* WHAT IS EXPECTED *
Return all of the data exactly as given.
--------------------------------------------------
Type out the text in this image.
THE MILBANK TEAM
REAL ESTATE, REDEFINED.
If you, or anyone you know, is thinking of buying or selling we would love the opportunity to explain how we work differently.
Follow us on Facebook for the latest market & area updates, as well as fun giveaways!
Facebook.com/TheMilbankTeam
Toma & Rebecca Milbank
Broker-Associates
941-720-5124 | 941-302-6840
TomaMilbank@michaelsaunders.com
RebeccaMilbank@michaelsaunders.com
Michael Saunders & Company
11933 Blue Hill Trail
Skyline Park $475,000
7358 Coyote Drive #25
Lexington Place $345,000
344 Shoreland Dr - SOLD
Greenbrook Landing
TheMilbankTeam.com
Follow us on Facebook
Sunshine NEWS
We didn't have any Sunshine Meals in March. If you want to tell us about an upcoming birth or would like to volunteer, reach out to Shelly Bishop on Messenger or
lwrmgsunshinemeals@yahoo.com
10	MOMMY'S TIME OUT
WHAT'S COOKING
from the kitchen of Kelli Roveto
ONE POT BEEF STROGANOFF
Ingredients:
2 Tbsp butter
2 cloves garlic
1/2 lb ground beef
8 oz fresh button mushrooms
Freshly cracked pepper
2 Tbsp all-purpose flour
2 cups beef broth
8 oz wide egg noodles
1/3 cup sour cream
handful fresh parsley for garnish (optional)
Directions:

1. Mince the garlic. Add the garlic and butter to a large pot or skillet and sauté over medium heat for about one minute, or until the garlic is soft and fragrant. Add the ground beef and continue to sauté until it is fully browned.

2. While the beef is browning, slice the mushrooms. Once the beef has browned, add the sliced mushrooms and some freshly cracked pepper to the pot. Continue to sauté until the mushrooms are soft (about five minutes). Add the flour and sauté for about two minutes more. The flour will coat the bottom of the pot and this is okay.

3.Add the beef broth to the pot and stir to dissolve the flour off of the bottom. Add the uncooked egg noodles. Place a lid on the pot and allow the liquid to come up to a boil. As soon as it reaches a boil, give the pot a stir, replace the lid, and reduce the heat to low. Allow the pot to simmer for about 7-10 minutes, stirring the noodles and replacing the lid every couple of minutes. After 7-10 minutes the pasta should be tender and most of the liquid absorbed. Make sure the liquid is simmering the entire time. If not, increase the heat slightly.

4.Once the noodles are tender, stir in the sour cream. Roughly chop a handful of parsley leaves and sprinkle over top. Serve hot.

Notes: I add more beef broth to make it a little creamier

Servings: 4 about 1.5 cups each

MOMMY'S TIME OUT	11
--------------------------------------------------
* RESULT OF THE TASK *
Type out the text in this image.
THE MILBANK TEAM
REAL ESTATE, REDEFINED.
If you, or anyone you know, is thinking of buying or selling we would love the opportunity to explain how we work differently.
Follow us on Facebook for the latest market & area updates, as well as fun giveaways!
Facebook.com/TheMilbankTeam
Toma & Rebecca Milbank
Broker-Associates
941-720-5124 | 941-302-6840
TomaMilbank@michaelsaunders.com
RebeccaMilbank@michaelsaunders.com
Michael Saunders & Company
11933 Blue Hill Trail
Skyline Park $475,000
7358 Coyote Drive #25
Lexington Place $345,000
344 Shoreland Dr - SOLD
Greenbrook Landing
TheMilbankTeam.com
Follow us on Facebook
Sunshine NEWS
We didn't have any Sunshine Meals in March. If you want to tell us about an upcoming birth or would like to volunteer, reach out to Shelly Bishop on Messenger or
lwrmgsunshinemeals@yahoo.com
10	MOMMY'S TIME OUT
WHAT'S COOKING
from the kitchen of Kelli Roveto
ONE POT BEEF STROGANOFF
Ingredients:
2 Tbsp butter
2 cloves garlic
1/2 lb ground beef
8 oz fresh button mushrooms
Freshly cracked pepper
2 Tbsp all-purpose flour
2 cups beef broth
8 oz wide egg noodles
1/3 cup sour cream
handful fresh parsley for garnish (optional)
Directions:

1. Mince the garlic. Add the garlic and butter to a large pot or skillet and sauté over medium heat for about one minute, or until the garlic is soft and fragrant. Add the ground beef and continue to sauté until it is fully browned.

2. While the beef is browning, slice the mushrooms. Once the beef has browned, add the sliced mushrooms and some freshly cracked pepper to the pot. Continue to sauté until the mushrooms are soft (about five minutes). Add the flour and sauté for about two minutes more. The flour will coat the bottom of the pot and this is okay.

3.Add the beef broth to the pot and stir to dissolve the flour off of the bottom. Add the uncooked egg noodles. Place a lid on the pot and allow the liquid to come up to a boil. As soon as it reaches a boil, give the pot a stir, replace the lid, and reduce the heat to low. Allow the pot to simmer for about 7-10 minutes, stirring the noodles and replacing the lid every couple of minutes. After 7-10 minutes the pasta should be tender and most of the liquid absorbed. Make sure the liquid is simmering the entire time. If not, increase the heat slightly.

4.Once the noodles are tender, stir in the sour cream. Roughly chop a handful of parsley leaves and sprinkle over top. Serve hot.

Notes: I add more beef broth to make it a little creamier

Servings: 4 about 1.5 cups each

MOMMY'S TIME OUT	11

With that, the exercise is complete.